WHAT YOU NEED TO DO: Gather, from the listing beneath this task, every line holding the string "document".

DATA PROVIDED:

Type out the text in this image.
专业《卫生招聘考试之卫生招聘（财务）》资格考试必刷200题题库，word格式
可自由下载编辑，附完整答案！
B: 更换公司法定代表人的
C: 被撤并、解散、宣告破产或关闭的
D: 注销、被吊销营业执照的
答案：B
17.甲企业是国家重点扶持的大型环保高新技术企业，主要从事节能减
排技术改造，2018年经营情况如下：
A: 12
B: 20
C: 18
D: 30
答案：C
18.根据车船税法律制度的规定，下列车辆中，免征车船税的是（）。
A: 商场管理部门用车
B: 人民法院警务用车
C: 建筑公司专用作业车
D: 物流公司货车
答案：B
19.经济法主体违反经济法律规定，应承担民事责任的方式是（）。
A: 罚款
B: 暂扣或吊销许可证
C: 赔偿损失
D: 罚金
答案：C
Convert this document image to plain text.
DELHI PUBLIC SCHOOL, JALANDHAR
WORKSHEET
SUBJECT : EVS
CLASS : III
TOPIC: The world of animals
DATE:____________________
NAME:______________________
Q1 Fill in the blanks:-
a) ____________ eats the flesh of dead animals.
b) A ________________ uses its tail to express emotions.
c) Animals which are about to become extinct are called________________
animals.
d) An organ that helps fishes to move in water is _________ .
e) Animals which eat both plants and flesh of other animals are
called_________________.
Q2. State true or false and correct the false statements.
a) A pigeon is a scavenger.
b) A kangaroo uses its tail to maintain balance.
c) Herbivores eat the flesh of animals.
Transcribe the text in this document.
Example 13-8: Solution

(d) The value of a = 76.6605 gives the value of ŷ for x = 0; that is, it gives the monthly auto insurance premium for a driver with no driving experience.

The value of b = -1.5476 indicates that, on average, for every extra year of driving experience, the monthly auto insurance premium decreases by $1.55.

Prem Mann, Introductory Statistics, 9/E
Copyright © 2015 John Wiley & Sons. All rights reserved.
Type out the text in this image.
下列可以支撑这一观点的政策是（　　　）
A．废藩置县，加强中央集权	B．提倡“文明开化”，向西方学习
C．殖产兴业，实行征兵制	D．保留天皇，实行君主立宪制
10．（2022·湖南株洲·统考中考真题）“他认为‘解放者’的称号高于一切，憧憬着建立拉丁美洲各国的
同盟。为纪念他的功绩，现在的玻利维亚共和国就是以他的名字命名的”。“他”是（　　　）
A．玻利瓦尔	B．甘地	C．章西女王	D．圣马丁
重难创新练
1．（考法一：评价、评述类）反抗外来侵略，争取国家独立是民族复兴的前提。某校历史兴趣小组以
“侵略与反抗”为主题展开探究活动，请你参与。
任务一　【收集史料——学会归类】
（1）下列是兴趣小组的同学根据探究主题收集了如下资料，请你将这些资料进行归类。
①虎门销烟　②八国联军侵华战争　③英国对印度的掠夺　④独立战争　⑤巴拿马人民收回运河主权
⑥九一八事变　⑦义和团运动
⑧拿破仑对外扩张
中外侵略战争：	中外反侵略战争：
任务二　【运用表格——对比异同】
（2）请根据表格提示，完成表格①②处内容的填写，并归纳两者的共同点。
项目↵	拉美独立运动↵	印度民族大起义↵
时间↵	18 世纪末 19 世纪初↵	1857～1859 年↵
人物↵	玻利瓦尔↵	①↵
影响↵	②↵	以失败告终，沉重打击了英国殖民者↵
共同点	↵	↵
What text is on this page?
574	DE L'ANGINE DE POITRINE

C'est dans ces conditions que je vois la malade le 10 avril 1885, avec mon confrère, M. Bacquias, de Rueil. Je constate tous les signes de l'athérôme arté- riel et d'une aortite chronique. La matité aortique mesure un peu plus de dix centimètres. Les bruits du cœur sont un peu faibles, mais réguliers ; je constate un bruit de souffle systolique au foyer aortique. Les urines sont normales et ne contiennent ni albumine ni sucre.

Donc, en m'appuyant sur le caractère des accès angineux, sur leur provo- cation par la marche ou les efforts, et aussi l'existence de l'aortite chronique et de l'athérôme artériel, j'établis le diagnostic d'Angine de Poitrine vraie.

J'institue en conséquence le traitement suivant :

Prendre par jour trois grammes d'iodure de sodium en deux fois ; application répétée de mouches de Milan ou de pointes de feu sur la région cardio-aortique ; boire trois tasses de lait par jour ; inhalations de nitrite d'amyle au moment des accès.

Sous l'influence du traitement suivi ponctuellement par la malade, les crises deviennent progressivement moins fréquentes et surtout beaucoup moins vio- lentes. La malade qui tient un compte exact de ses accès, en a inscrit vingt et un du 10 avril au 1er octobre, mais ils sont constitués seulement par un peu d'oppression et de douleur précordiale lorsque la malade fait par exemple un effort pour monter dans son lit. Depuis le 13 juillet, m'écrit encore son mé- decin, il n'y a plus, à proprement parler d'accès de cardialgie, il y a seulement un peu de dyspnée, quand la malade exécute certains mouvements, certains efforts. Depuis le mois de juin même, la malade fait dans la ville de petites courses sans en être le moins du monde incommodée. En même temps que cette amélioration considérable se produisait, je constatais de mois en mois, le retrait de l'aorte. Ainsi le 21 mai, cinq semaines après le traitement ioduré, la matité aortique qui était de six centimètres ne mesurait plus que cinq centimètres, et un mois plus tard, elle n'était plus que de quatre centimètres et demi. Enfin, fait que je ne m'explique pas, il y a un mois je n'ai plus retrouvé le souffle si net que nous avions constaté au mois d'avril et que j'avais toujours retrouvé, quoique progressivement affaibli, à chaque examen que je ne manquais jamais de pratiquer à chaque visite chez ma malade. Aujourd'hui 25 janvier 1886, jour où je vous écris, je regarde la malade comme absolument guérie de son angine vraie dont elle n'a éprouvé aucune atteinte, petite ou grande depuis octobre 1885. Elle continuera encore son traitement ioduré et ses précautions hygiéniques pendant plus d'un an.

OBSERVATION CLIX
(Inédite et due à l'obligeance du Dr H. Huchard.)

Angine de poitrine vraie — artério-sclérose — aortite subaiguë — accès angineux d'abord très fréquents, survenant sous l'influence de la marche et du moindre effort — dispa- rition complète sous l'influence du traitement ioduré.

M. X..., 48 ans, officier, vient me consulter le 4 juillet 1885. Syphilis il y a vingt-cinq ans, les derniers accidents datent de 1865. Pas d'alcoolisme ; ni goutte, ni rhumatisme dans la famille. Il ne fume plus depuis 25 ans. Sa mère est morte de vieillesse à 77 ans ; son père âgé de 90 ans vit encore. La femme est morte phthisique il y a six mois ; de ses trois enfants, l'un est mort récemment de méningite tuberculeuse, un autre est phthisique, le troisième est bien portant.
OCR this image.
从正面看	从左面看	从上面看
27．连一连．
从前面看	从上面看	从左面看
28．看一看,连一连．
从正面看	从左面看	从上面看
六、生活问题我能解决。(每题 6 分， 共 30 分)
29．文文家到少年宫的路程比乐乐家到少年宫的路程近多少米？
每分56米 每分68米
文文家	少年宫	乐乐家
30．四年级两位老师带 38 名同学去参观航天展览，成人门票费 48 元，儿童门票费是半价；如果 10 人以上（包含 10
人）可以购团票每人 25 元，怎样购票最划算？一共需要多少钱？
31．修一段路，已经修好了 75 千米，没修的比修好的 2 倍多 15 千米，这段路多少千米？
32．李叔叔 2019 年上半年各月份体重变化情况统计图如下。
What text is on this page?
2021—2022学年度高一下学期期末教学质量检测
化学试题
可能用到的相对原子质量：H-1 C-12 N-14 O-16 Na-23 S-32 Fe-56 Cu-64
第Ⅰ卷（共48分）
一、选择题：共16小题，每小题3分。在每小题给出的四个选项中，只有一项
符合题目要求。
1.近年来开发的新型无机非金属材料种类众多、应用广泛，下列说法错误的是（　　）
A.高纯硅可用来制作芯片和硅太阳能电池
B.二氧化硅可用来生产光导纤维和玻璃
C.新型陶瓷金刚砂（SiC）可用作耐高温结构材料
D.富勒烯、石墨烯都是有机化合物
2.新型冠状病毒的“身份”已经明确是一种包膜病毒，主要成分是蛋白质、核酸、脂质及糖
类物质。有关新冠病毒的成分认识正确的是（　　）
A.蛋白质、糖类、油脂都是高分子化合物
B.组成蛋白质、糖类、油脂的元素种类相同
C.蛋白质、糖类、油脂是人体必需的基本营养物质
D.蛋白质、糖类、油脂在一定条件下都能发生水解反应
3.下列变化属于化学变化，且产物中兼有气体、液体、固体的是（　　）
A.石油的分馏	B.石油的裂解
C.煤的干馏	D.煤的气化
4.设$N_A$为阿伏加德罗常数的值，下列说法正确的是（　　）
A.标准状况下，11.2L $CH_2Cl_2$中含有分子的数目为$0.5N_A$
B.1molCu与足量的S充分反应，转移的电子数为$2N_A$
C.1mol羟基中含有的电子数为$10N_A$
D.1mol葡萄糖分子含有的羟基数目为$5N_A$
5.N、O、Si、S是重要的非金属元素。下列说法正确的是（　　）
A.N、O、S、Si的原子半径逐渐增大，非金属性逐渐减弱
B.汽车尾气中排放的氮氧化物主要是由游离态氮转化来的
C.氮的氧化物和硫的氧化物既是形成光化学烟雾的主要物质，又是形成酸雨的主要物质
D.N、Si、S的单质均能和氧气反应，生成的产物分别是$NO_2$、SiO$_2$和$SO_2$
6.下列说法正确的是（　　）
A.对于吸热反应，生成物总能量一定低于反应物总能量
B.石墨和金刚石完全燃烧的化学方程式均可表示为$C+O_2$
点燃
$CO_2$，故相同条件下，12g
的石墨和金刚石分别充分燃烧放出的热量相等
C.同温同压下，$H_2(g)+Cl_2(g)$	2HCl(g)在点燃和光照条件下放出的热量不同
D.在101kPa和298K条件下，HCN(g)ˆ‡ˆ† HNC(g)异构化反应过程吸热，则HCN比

THE COMPLETED TASK:
Convert this document image to plain text.
Transcribe the text in this document.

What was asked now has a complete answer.